Print each of the entries exactly, leaving nothing out.

__Data to process__.
== == ==

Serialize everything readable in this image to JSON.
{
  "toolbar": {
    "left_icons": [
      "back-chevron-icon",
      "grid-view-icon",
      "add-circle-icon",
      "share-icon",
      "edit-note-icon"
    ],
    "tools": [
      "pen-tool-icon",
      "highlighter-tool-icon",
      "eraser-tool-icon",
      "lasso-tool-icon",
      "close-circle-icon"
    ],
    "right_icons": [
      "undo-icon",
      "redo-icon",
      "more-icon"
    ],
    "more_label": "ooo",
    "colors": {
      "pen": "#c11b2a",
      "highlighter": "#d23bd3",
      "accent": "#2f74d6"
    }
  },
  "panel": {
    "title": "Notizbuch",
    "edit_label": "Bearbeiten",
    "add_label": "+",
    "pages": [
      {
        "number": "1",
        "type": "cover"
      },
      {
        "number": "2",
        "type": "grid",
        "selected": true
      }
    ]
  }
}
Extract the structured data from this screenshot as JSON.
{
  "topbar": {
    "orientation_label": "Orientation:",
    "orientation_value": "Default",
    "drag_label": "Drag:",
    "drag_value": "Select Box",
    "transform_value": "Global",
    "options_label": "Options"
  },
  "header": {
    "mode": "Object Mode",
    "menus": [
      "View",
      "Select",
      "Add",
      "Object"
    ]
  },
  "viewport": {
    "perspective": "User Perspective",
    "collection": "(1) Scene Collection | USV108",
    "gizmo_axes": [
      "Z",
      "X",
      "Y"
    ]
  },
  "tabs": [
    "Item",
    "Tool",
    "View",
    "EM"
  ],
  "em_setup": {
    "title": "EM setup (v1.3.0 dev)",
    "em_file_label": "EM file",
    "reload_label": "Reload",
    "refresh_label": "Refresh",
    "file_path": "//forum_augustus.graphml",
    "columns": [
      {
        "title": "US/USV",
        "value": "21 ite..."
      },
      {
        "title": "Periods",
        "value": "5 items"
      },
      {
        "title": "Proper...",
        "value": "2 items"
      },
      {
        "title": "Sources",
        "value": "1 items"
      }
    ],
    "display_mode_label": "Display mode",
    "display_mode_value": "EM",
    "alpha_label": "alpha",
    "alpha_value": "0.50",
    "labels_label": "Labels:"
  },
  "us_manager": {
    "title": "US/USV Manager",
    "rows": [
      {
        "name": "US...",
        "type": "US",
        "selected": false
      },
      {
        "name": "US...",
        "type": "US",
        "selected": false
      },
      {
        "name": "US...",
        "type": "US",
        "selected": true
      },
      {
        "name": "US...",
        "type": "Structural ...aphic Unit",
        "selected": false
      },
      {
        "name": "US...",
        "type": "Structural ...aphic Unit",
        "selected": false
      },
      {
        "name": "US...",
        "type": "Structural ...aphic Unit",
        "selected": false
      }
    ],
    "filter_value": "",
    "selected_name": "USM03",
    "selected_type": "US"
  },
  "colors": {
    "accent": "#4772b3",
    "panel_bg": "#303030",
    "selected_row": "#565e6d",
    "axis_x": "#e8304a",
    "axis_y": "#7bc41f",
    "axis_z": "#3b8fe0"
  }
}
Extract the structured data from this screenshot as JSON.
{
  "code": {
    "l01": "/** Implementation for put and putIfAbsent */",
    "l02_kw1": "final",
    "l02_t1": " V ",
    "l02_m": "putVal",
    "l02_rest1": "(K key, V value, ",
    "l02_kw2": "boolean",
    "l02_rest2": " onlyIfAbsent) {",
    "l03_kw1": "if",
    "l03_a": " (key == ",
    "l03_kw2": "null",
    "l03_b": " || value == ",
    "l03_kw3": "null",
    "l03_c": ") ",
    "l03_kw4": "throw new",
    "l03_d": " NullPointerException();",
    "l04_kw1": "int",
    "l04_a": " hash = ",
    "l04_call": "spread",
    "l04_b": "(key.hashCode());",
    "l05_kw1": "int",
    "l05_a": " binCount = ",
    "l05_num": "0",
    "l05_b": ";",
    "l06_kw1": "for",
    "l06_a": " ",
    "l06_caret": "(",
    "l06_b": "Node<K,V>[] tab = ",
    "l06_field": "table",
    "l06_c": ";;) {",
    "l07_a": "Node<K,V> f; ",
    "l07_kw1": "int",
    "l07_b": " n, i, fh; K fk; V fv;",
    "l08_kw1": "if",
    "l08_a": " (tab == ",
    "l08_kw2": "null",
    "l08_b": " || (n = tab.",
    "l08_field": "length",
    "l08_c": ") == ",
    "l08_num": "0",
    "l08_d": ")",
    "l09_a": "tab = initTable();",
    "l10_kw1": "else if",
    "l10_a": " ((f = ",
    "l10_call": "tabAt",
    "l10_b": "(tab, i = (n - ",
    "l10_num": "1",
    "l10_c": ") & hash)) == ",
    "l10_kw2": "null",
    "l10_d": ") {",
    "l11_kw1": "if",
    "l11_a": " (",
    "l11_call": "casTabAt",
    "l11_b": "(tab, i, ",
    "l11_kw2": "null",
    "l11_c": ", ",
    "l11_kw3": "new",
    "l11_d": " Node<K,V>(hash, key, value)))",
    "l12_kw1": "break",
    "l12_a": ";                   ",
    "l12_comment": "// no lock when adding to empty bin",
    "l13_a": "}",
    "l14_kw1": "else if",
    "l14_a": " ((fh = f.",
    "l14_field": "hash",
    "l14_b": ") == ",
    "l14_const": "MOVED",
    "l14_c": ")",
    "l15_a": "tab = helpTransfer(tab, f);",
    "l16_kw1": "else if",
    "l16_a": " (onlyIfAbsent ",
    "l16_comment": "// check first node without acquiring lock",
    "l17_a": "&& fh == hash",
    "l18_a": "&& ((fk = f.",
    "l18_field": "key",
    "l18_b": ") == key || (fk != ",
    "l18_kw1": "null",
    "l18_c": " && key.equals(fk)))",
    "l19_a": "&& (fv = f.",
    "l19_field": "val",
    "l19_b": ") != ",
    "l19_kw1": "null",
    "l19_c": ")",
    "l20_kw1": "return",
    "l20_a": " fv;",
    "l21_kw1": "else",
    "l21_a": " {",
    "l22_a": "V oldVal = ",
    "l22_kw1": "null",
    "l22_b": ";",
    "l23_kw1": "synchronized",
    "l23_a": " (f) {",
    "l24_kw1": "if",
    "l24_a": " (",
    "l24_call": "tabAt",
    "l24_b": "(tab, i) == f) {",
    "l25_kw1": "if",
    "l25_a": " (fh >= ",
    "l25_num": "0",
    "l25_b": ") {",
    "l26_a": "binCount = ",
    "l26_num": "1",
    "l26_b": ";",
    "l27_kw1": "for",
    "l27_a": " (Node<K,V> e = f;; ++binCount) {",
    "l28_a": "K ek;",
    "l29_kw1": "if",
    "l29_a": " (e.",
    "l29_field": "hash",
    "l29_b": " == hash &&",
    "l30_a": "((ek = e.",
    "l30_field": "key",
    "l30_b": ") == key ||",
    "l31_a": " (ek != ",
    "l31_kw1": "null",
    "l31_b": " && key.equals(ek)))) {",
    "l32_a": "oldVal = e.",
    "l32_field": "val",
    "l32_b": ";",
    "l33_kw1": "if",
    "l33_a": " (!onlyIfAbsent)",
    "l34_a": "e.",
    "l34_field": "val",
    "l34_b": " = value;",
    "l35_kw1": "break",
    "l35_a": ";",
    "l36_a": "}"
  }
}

== == ==

__Result for this exercise__.
Serialize everything readable in this image to JSON.
{
  "toolbar": {
    "left_icons": [
      "back-chevron-icon",
      "grid-view-icon",
      "add-circle-icon",
      "share-icon",
      "edit-note-icon"
    ],
    "tools": [
      "pen-tool-icon",
      "highlighter-tool-icon",
      "eraser-tool-icon",
      "lasso-tool-icon",
      "close-circle-icon"
    ],
    "right_icons": [
      "undo-icon",
      "redo-icon",
      "more-icon"
    ],
    "more_label": "ooo",
    "colors": {
      "pen": "#c11b2a",
      "highlighter": "#d23bd3",
      "accent": "#2f74d6"
    }
  },
  "panel": {
    "title": "Notizbuch",
    "edit_label": "Bearbeiten",
    "add_label": "+",
    "pages": [
      {
        "number": "1",
        "type": "cover"
      },
      {
        "number": "2",
        "type": "grid",
        "selected": true
      }
    ]
  }
}
Extract the structured data from this screenshot as JSON.
{
  "topbar": {
    "orientation_label": "Orientation:",
    "orientation_value": "Default",
    "drag_label": "Drag:",
    "drag_value": "Select Box",
    "transform_value": "Global",
    "options_label": "Options"
  },
  "header": {
    "mode": "Object Mode",
    "menus": [
      "View",
      "Select",
      "Add",
      "Object"
    ]
  },
  "viewport": {
    "perspective": "User Perspective",
    "collection": "(1) Scene Collection | USV108",
    "gizmo_axes": [
      "Z",
      "X",
      "Y"
    ]
  },
  "tabs": [
    "Item",
    "Tool",
    "View",
    "EM"
  ],
  "em_setup": {
    "title": "EM setup (v1.3.0 dev)",
    "em_file_label": "EM file",
    "reload_label": "Reload",
    "refresh_label": "Refresh",
    "file_path": "//forum_augustus.graphml",
    "columns": [
      {
        "title": "US/USV",
        "value": "21 ite..."
      },
      {
        "title": "Periods",
        "value": "5 items"
      },
      {
        "title": "Proper...",
        "value": "2 items"
      },
      {
        "title": "Sources",
        "value": "1 items"
      }
    ],
    "display_mode_label": "Display mode",
    "display_mode_value": "EM",
    "alpha_label": "alpha",
    "alpha_value": "0.50",
    "labels_label": "Labels:"
  },
  "us_manager": {
    "title": "US/USV Manager",
    "rows": [
      {
        "name": "US...",
        "type": "US",
        "selected": false
      },
      {
        "name": "US...",
        "type": "US",
        "selected": false
      },
      {
        "name": "US...",
        "type": "US",
        "selected": true
      },
      {
        "name": "US...",
        "type": "Structural ...aphic Unit",
        "selected": false
      },
      {
        "name": "US...",
        "type": "Structural ...aphic Unit",
        "selected": false
      },
      {
        "name": "US...",
        "type": "Structural ...aphic Unit",
        "selected": false
      }
    ],
    "filter_value": "",
    "selected_name": "USM03",
    "selected_type": "US"
  },
  "colors": {
    "accent": "#4772b3",
    "panel_bg": "#303030",
    "selected_row": "#565e6d",
    "axis_x": "#e8304a",
    "axis_y": "#7bc41f",
    "axis_z": "#3b8fe0"
  }
}
Extract the structured data from this screenshot as JSON.
{
  "code": {
    "l01": "/** Implementation for put and putIfAbsent */",
    "l02_kw1": "final",
    "l02_t1": " V ",
    "l02_m": "putVal",
    "l02_rest1": "(K key, V value, ",
    "l02_kw2": "boolean",
    "l02_rest2": " onlyIfAbsent) {",
    "l03_kw1": "if",
    "l03_a": " (key == ",
    "l03_kw2": "null",
    "l03_b": " || value == ",
    "l03_kw3": "null",
    "l03_c": ") ",
    "l03_kw4": "throw new",
    "l03_d": " NullPointerException();",
    "l04_kw1": "int",
    "l04_a": " hash = ",
    "l04_call": "spread",
    "l04_b": "(key.hashCode());",
    "l05_kw1": "int",
    "l05_a": " binCount = ",
    "l05_num": "0",
    "l05_b": ";",
    "l06_kw1": "for",
    "l06_a": " ",
    "l06_caret": "(",
    "l06_b": "Node<K,V>[] tab = ",
    "l06_field": "table",
    "l06_c": ";;) {",
    "l07_a": "Node<K,V> f; ",
    "l07_kw1": "int",
    "l07_b": " n, i, fh; K fk; V fv;",
    "l08_kw1": "if",
    "l08_a": " (tab == ",
    "l08_kw2": "null",
    "l08_b": " || (n = tab.",
    "l08_field": "length",
    "l08_c": ") == ",
    "l08_num": "0",
    "l08_d": ")",
    "l09_a": "tab = initTable();",
    "l10_kw1": "else if",
    "l10_a": " ((f = ",
    "l10_call": "tabAt",
    "l10_b": "(tab, i = (n - ",
    "l10_num": "1",
    "l10_c": ") & hash)) == ",
    "l10_kw2": "null",
    "l10_d": ") {",
    "l11_kw1": "if",
    "l11_a": " (",
    "l11_call": "casTabAt",
    "l11_b": "(tab, i, ",
    "l11_kw2": "null",
    "l11_c": ", ",
    "l11_kw3": "new",
    "l11_d": " Node<K,V>(hash, key, value)))",
    "l12_kw1": "break",
    "l12_a": ";                   ",
    "l12_comment": "// no lock when adding to empty bin",
    "l13_a": "}",
    "l14_kw1": "else if",
    "l14_a": " ((fh = f.",
    "l14_field": "hash",
    "l14_b": ") == ",
    "l14_const": "MOVED",
    "l14_c": ")",
    "l15_a": "tab = helpTransfer(tab, f);",
    "l16_kw1": "else if",
    "l16_a": " (onlyIfAbsent ",
    "l16_comment": "// check first node without acquiring lock",
    "l17_a": "&& fh == hash",
    "l18_a": "&& ((fk = f.",
    "l18_field": "key",
    "l18_b": ") == key || (fk != ",
    "l18_kw1": "null",
    "l18_c": " && key.equals(fk)))",
    "l19_a": "&& (fv = f.",
    "l19_field": "val",
    "l19_b": ") != ",
    "l19_kw1": "null",
    "l19_c": ")",
    "l20_kw1": "return",
    "l20_a": " fv;",
    "l21_kw1": "else",
    "l21_a": " {",
    "l22_a": "V oldVal = ",
    "l22_kw1": "null",
    "l22_b": ";",
    "l23_kw1": "synchronized",
    "l23_a": " (f) {",
    "l24_kw1": "if",
    "l24_a": " (",
    "l24_call": "tabAt",
    "l24_b": "(tab, i) == f) {",
    "l25_kw1": "if",
    "l25_a": " (fh >= ",
    "l25_num": "0",
    "l25_b": ") {",
    "l26_a": "binCount = ",
    "l26_num": "1",
    "l26_b": ";",
    "l27_kw1": "for",
    "l27_a": " (Node<K,V> e = f;; ++binCount) {",
    "l28_a": "K ek;",
    "l29_kw1": "if",
    "l29_a": " (e.",
    "l29_field": "hash",
    "l29_b": " == hash &&",
    "l30_a": "((ek = e.",
    "l30_field": "key",
    "l30_b": ") == key ||",
    "l31_a": " (ek != ",
    "l31_kw1": "null",
    "l31_b": " && key.equals(ek)))) {",
    "l32_a": "oldVal = e.",
    "l32_field": "val",
    "l32_b": ";",
    "l33_kw1": "if",
    "l33_a": " (!onlyIfAbsent)",
    "l34_a": "e.",
    "l34_field": "val",
    "l34_b": " = value;",
    "l35_kw1": "break",
    "l35_a": ";",
    "l36_a": "}"
  }
}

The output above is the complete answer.